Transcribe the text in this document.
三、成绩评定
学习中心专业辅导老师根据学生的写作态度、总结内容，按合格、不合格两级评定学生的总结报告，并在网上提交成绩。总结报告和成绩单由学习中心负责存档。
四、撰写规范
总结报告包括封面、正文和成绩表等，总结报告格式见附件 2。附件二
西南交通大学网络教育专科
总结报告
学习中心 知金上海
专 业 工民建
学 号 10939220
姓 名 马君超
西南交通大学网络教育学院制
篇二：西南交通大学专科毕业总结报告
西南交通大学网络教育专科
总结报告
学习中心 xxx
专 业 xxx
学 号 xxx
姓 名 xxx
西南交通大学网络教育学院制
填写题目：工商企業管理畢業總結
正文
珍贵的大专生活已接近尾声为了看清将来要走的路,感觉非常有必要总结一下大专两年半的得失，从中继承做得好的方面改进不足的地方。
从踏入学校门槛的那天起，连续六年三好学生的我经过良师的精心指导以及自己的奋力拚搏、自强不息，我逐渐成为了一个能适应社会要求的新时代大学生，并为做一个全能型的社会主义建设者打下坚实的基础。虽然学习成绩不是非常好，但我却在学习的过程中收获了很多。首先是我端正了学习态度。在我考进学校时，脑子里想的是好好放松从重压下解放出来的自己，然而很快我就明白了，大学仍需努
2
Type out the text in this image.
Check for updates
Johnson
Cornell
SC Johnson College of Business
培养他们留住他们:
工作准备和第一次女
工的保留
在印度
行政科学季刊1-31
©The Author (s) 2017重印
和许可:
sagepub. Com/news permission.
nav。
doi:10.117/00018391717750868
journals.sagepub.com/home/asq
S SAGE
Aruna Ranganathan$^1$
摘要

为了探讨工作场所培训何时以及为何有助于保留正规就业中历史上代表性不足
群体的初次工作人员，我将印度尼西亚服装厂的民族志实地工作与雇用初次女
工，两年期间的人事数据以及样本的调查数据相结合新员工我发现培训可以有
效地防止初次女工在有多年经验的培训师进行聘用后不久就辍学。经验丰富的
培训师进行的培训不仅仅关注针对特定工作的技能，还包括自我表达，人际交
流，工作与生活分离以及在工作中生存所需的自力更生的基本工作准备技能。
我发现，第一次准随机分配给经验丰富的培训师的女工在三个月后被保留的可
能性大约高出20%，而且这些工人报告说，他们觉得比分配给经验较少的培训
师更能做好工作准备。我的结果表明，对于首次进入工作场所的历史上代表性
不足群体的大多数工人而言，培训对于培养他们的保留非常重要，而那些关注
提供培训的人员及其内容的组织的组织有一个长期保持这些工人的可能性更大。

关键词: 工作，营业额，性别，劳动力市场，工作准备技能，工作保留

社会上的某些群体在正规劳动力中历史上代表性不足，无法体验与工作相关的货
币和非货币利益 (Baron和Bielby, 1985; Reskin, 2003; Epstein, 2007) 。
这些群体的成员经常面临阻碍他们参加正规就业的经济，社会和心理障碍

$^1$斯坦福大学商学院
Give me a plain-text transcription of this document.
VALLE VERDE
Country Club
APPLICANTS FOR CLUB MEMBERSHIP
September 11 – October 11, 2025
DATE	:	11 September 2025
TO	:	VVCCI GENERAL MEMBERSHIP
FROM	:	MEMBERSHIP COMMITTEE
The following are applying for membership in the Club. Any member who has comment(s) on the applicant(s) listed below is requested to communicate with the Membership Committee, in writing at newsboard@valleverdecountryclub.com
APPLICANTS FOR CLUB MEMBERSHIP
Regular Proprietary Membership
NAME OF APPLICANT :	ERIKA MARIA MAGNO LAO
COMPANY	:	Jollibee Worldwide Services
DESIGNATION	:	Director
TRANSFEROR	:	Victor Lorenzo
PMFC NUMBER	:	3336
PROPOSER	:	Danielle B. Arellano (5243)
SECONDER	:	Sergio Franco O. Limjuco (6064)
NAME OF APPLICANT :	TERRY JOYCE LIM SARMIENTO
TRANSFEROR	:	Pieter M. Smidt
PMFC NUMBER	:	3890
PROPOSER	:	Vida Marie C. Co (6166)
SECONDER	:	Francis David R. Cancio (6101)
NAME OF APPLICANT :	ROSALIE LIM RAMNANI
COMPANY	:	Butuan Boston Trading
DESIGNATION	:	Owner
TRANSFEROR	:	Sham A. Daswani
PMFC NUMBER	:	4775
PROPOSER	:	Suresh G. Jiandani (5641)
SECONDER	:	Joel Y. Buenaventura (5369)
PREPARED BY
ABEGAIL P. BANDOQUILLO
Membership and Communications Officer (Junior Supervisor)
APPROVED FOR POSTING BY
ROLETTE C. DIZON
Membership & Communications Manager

-.-.-

• _WRITTEN PROBLEM_: Count up every line above that has the word "September" in it; answer with the number alone.

• _RESPONSE_: 2